* EXERCISE DESCRIPTION: Without the pictures, set down every line of the data exactly.

* EXCERPTED DATA:
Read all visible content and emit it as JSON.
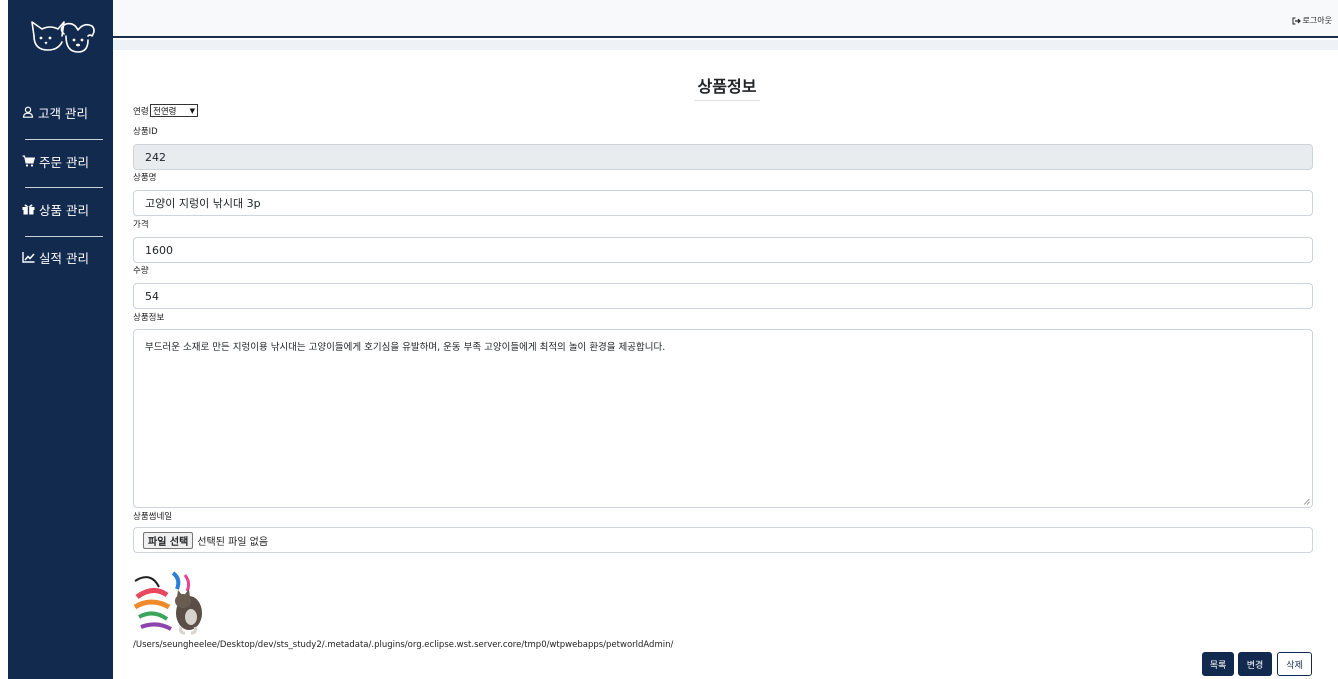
{
  "sidebar": {
    "logo_name": "dog-cat-logo",
    "items": [
      {
        "label": "고객 관리",
        "icon": "user-icon"
      },
      {
        "label": "주문 관리",
        "icon": "cart-icon"
      },
      {
        "label": "상품 관리",
        "icon": "gift-icon"
      },
      {
        "label": "실적 관리",
        "icon": "chart-line-icon"
      }
    ]
  },
  "header": {
    "logout_label": "로그아웃",
    "logout_icon": "sign-out-icon"
  },
  "page": {
    "title": "상품정보"
  },
  "form": {
    "age_label": "연령",
    "age_selected": "전연령",
    "id_label": "상품ID",
    "id_value": "242",
    "name_label": "상품명",
    "name_value": "고양이 지렁이 낚시대 3p",
    "price_label": "가격",
    "price_value": "1600",
    "quantity_label": "수량",
    "quantity_value": "54",
    "info_label": "상품정보",
    "info_value": "부드러운 소재로 만든 지렁이용 낚시대는 고양이들에게 호기심을 유발하며, 운동 부족 고양이들에게 최적의 놀이 환경을 제공합니다.",
    "thumbnail_label": "상품썸네일",
    "file_button": "파일 선택",
    "file_status": "선택된 파일 없음",
    "upload_path": "/Users/seungheelee/Desktop/dev/sts_study2/.metadata/.plugins/org.eclipse.wst.server.core/tmp0/wtpwebapps/petworldAdmin/"
  },
  "actions": {
    "list_label": "목록",
    "update_label": "변경",
    "delete_label": "삭제"
  },
  "colors": {
    "sidebar_bg": "#132a4f",
    "accent": "#132a4f"
  }
}
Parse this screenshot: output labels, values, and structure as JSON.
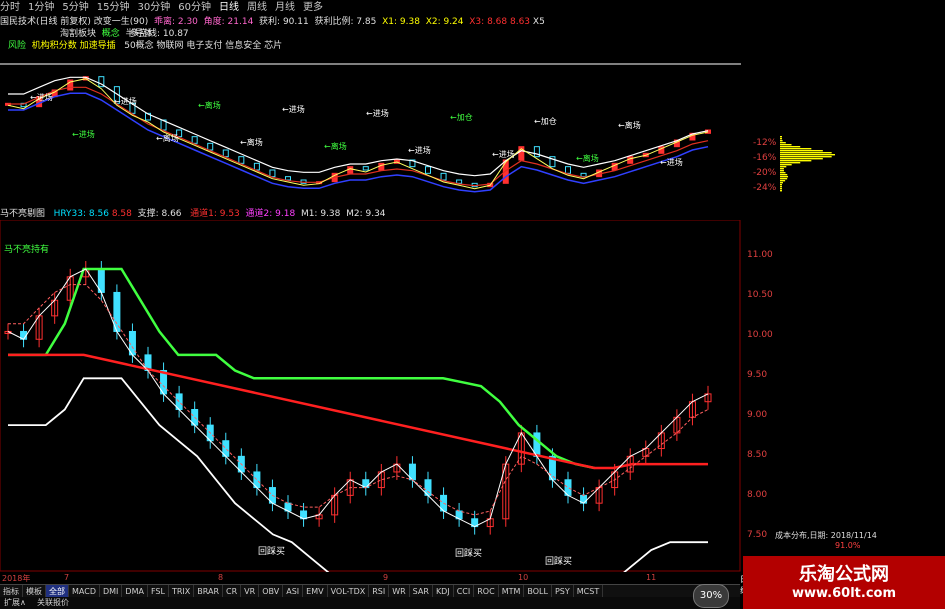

* EXERCISE SOLUTION:
Read all visible content and emit it as JSON.
{
  "sidebar": {
    "logo_name": "dog-cat-logo",
    "items": [
      {
        "label": "고객 관리",
        "icon": "user-icon"
      },
      {
        "label": "주문 관리",
        "icon": "cart-icon"
      },
      {
        "label": "상품 관리",
        "icon": "gift-icon"
      },
      {
        "label": "실적 관리",
        "icon": "chart-line-icon"
      }
    ]
  },
  "header": {
    "logout_label": "로그아웃",
    "logout_icon": "sign-out-icon"
  },
  "page": {
    "title": "상품정보"
  },
  "form": {
    "age_label": "연령",
    "age_selected": "전연령",
    "id_label": "상품ID",
    "id_value": "242",
    "name_label": "상품명",
    "name_value": "고양이 지렁이 낚시대 3p",
    "price_label": "가격",
    "price_value": "1600",
    "quantity_label": "수량",
    "quantity_value": "54",
    "info_label": "상품정보",
    "info_value": "부드러운 소재로 만든 지렁이용 낚시대는 고양이들에게 호기심을 유발하며, 운동 부족 고양이들에게 최적의 놀이 환경을 제공합니다.",
    "thumbnail_label": "상품썸네일",
    "file_button": "파일 선택",
    "file_status": "선택된 파일 없음",
    "upload_path": "/Users/seungheelee/Desktop/dev/sts_study2/.metadata/.plugins/org.eclipse.wst.server.core/tmp0/wtpwebapps/petworldAdmin/"
  },
  "actions": {
    "list_label": "목록",
    "update_label": "변경",
    "delete_label": "삭제"
  },
  "colors": {
    "sidebar_bg": "#132a4f",
    "accent": "#132a4f"
  }
}
Parse this screenshot: output labels, values, and structure as JSON.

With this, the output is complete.